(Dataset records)
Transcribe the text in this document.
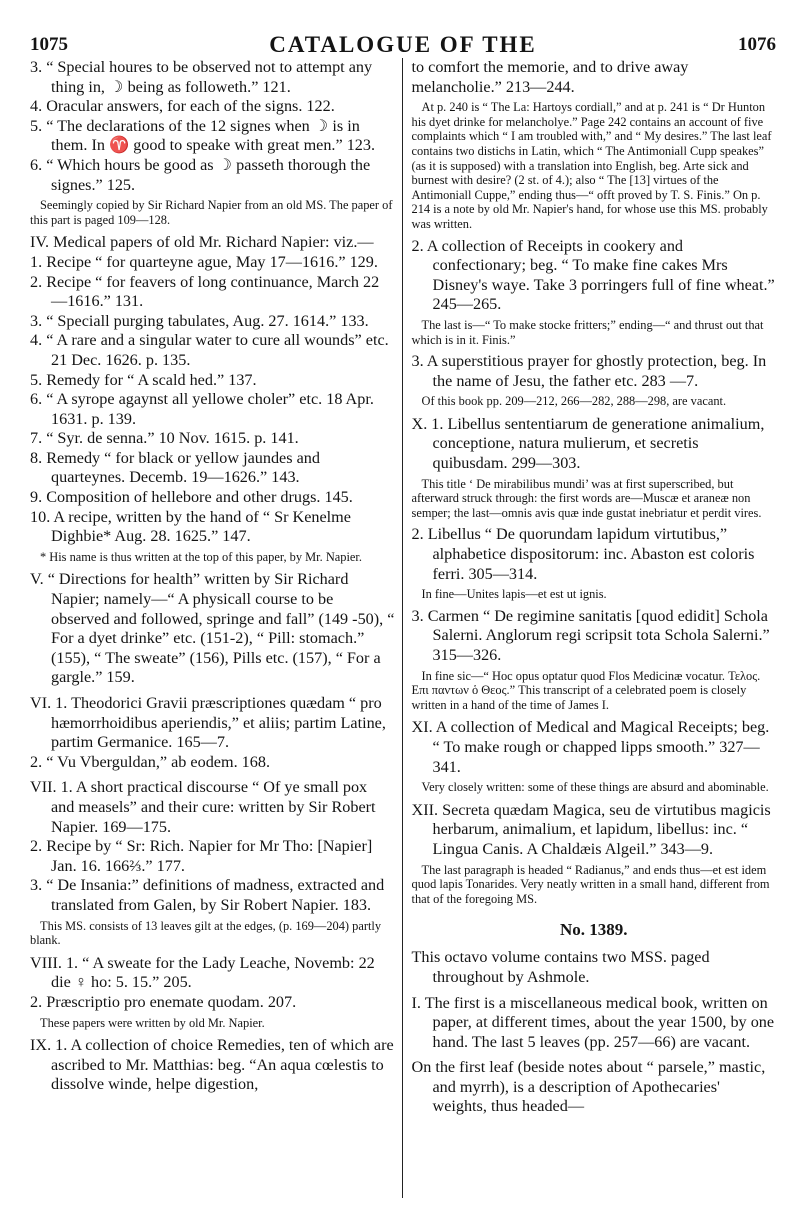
1075	CATALOGUE OF THE	1076

3. “ Special houres to be observed not to attempt any thing in, ☽ being as followeth.” 121.

4. Oracular answers, for each of the signs. 122.

5. “ The declarations of the 12 signes when ☽ is in them. In ♈ good to speake with great men.” 123.

6. “ Which hours be good as ☽ passeth thorough the signes.” 125.

Seemingly copied by Sir Richard Napier from an old MS. The paper of this part is paged 109—128.

IV. Medical papers of old Mr. Richard Napier: viz.—

1. Recipe “ for quarteyne ague, May 17—1616.” 129.

2. Recipe “ for feavers of long continuance, March 22—1616.” 131.

3. “ Speciall purging tabulates, Aug. 27. 1614.” 133.

4. “ A rare and a singular water to cure all wounds” etc. 21 Dec. 1626. p. 135.

5. Remedy for “ A scald hed.” 137.

6. “ A syrope agaynst all yellowe choler” etc. 18 Apr. 1631. p. 139.

7. “ Syr. de senna.” 10 Nov. 1615. p. 141.

8. Remedy “ for black or yellow jaundes and quarteynes. Decemb. 19—1626.” 143.

9. Composition of hellebore and other drugs. 145.

10. A recipe, written by the hand of “ Sr Kenelme Dighbie* Aug. 28. 1625.” 147.

* His name is thus written at the top of this paper, by Mr. Napier.

V. “ Directions for health” written by Sir Richard Napier; namely—“ A physicall course to be observed and followed, springe and fall” (149 -50), “ For a dyet drinke” etc. (151-2), “ Pill: stomach.” (155), “ The sweate” (156), Pills etc. (157), “ For a gargle.” 159.

VI. 1. Theodorici Gravii præscriptiones quædam “ pro hæmorrhoidibus aperiendis,” et aliis; partim Latine, partim Germanice. 165—7.

2. “ Vu Vberguldan,” ab eodem. 168.

VII. 1. A short practical discourse “ Of ye small pox and measels” and their cure: written by Sir Robert Napier. 169—175.

2. Recipe by “ Sr: Rich. Napier for Mr Tho: [Napier] Jan. 16. 166⅔.” 177.

3. “ De Insania:” definitions of madness, extracted and translated from Galen, by Sir Robert Napier. 183.

This MS. consists of 13 leaves gilt at the edges, (p. 169—204) partly blank.

VIII. 1. “ A sweate for the Lady Leache, Novemb: 22 die ♀ ho: 5. 15.” 205.

2. Præscriptio pro enemate quodam. 207.

These papers were written by old Mr. Napier.

IX. 1. A collection of choice Remedies, ten of which are ascribed to Mr. Matthias: beg. “An aqua cœlestis to dissolve winde, helpe digestion,

to comfort the memorie, and to drive away melancholie.” 213—244.

At p. 240 is “ The La: Hartoys cordiall,” and at p. 241 is “ Dr Hunton his dyet drinke for melancholye.” Page 242 contains an account of five complaints which “ I am troubled with,” and “ My desires.” The last leaf contains two distichs in Latin, which “ The Antimoniall Cupp speakes” (as it is supposed) with a translation into English, beg. Arte sick and burnest with desire? (2 st. of 4.); also “ The [13] virtues of the Antimoniall Cuppe,” ending thus—“ offt proved by T. S. Finis.” On p. 214 is a note by old Mr. Napier's hand, for whose use this MS. probably was written.

2. A collection of Receipts in cookery and confectionary; beg. “ To make fine cakes Mrs Disney's waye. Take 3 porringers full of fine wheat.” 245—265.

The last is—“ To make stocke fritters;” ending—“ and thrust out that which is in it. Finis.”

3. A superstitious prayer for ghostly protection, beg. In the name of Jesu, the father etc. 283 —7.

Of this book pp. 209—212, 266—282, 288—298, are vacant.

X. 1. Libellus sententiarum de generatione animalium, conceptione, natura mulierum, et secretis quibusdam. 299—303.

This title ‘ De mirabilibus mundi’ was at first superscribed, but afterward struck through: the first words are—Muscæ et araneæ non semper; the last—omnis avis quæ inde gustat inebriatur et perdit vires.

2. Libellus “ De quorundam lapidum virtutibus,” alphabetice dispositorum: inc. Abaston est coloris ferri. 305—314.

In fine—Unites lapis—et est ut ignis.

3. Carmen “ De regimine sanitatis [quod edidit] Schola Salerni. Anglorum regi scripsit tota Schola Salerni.” 315—326.

In fine sic—“ Hoc opus optatur quod Flos Medicinæ vocatur. Τελος. Επι παντων ὁ Θεος.” This transcript of a celebrated poem is closely written in a hand of the time of James I.

XI. A collection of Medical and Magical Receipts; beg. “ To make rough or chapped lipps smooth.” 327—341.

Very closely written: some of these things are absurd and abominable.

XII. Secreta quædam Magica, seu de virtutibus magicis herbarum, animalium, et lapidum, libellus: inc. “ Lingua Canis. A Chaldæis Algeil.” 343—9.

The last paragraph is headed “ Radianus,” and ends thus—et est idem quod lapis Tonarides. Very neatly written in a small hand, different from that of the foregoing MS.

No. 1389.

This octavo volume contains two MSS. paged throughout by Ashmole.

I. The first is a miscellaneous medical book, written on paper, at different times, about the year 1500, by one hand. The last 5 leaves (pp. 257—66) are vacant.

On the first leaf (beside notes about “ parsele,” mastic, and myrrh), is a description of Apothecaries' weights, thus headed—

EXERCISE DESCRIPTION
Go through the listing above and list every line that has the word "small".

SOLUTION FOR THIS EXERCISE
VII. 1. A short practical discourse “ Of ye small pox and measels” and their cure: written by Sir Robert Napier. 169—175.
The last paragraph is headed “ Radianus,” and ends thus—et est idem quod lapis Tonarides. Very neatly written in a small hand, different from that of the foregoing MS.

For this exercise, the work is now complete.